**What is asked:**
Pick out each line of the records in which the word "window" appears.

__________

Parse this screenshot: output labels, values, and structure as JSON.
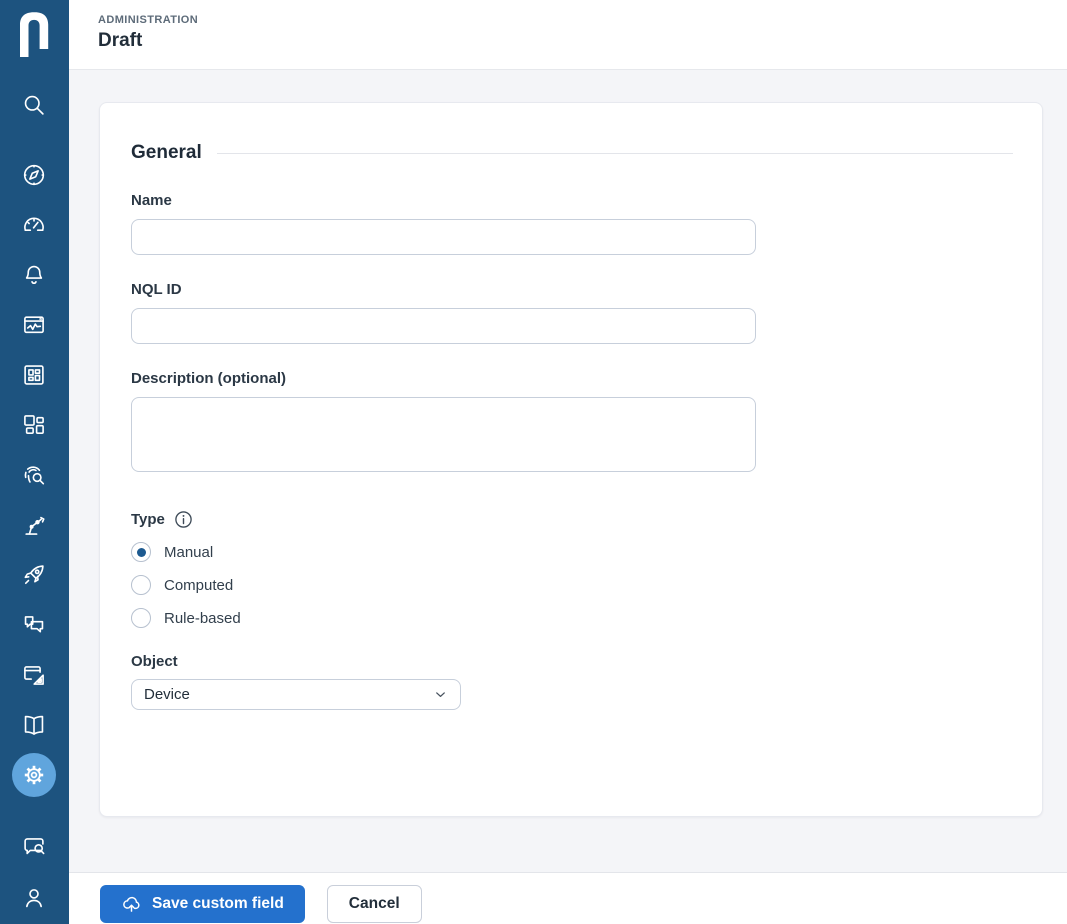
{
  "colors": {
    "sidebar-bg": "#1d537f",
    "sidebar-active-bg": "#60a5dd",
    "accent": "#2471cd",
    "radio-dot": "#1d5a90",
    "page-bg": "#f4f5f8"
  },
  "sidebar": {
    "logo": "nexthink-logo",
    "active_item": "settings",
    "items": [
      {
        "name": "search"
      },
      {
        "name": "discover-compass"
      },
      {
        "name": "dashboards-gauge"
      },
      {
        "name": "alerts-bell"
      },
      {
        "name": "monitoring-chart-window"
      },
      {
        "name": "applications-grid"
      },
      {
        "name": "workspace-layout"
      },
      {
        "name": "investigation-fingerprint-search"
      },
      {
        "name": "automation-robot-arm"
      },
      {
        "name": "launch-rocket"
      },
      {
        "name": "engage-chat-bubbles"
      },
      {
        "name": "remediation-design-window"
      },
      {
        "name": "library-book"
      },
      {
        "name": "settings-gear"
      },
      {
        "name": "support-chat-search"
      },
      {
        "name": "profile-person"
      }
    ]
  },
  "header": {
    "eyebrow": "ADMINISTRATION",
    "title": "Draft"
  },
  "form": {
    "section_title": "General",
    "fields": {
      "name": {
        "label": "Name",
        "value": ""
      },
      "nql_id": {
        "label": "NQL ID",
        "value": ""
      },
      "description": {
        "label": "Description (optional)",
        "value": ""
      }
    },
    "type": {
      "label": "Type",
      "info_icon": "info-icon",
      "options": [
        {
          "label": "Manual",
          "selected": true
        },
        {
          "label": "Computed",
          "selected": false
        },
        {
          "label": "Rule-based",
          "selected": false
        }
      ]
    },
    "object": {
      "label": "Object",
      "value": "Device"
    }
  },
  "footer": {
    "save_label": "Save custom field",
    "save_icon": "cloud-upload-icon",
    "cancel_label": "Cancel"
  }
}
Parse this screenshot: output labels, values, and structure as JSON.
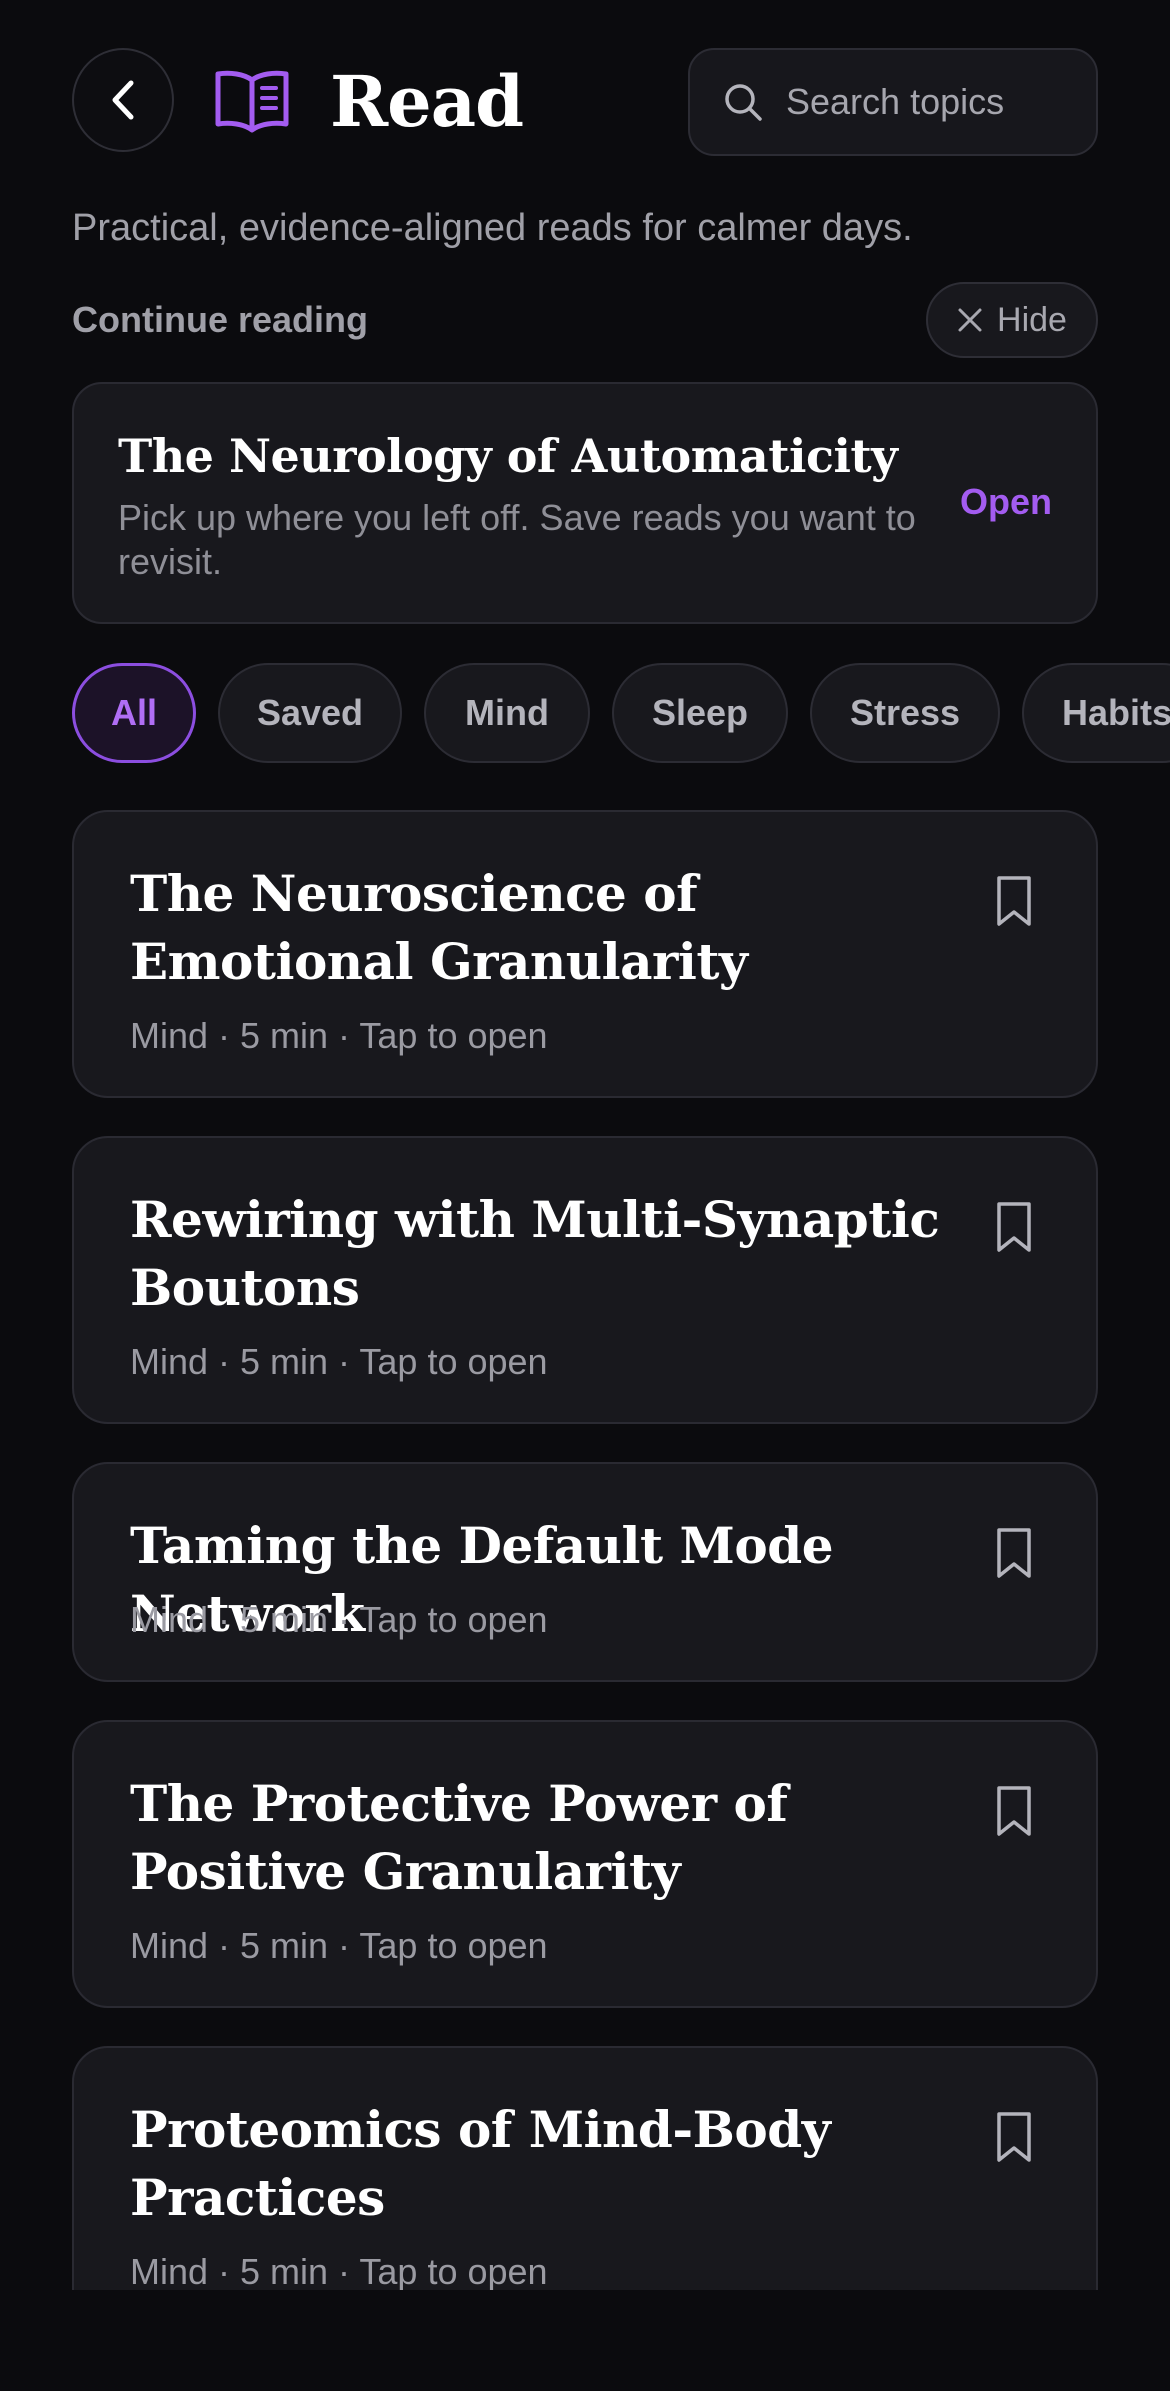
{
  "header": {
    "title": "Read",
    "search_placeholder": "Search topics"
  },
  "subtitle": "Practical, evidence-aligned reads for calmer days.",
  "continue": {
    "label": "Continue reading",
    "hide_label": "Hide",
    "title": "The Neurology of Automaticity",
    "description": "Pick up where you left off. Save reads you want to revisit.",
    "open_label": "Open"
  },
  "filters": [
    {
      "label": "All",
      "active": true
    },
    {
      "label": "Saved",
      "active": false
    },
    {
      "label": "Mind",
      "active": false
    },
    {
      "label": "Sleep",
      "active": false
    },
    {
      "label": "Stress",
      "active": false
    },
    {
      "label": "Habits",
      "active": false
    }
  ],
  "articles": [
    {
      "title": "The Neuroscience of Emotional Granularity",
      "meta": "Mind · 5 min · Tap to open"
    },
    {
      "title": "Rewiring with Multi-Synaptic Boutons",
      "meta": "Mind · 5 min · Tap to open"
    },
    {
      "title": "Taming the Default Mode Network",
      "meta": "Mind · 5 min · Tap to open"
    },
    {
      "title": "The Protective Power of Positive Granularity",
      "meta": "Mind · 5 min · Tap to open"
    },
    {
      "title": "Proteomics of Mind-Body Practices",
      "meta": "Mind · 5 min · Tap to open"
    }
  ],
  "colors": {
    "accent": "#a35cf0",
    "background": "#0b0b0e",
    "card": "#18181d"
  }
}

__________

**Response to the exercise:**
        "name": "monitoring-chart-window"
        "name": "remediation-design-window"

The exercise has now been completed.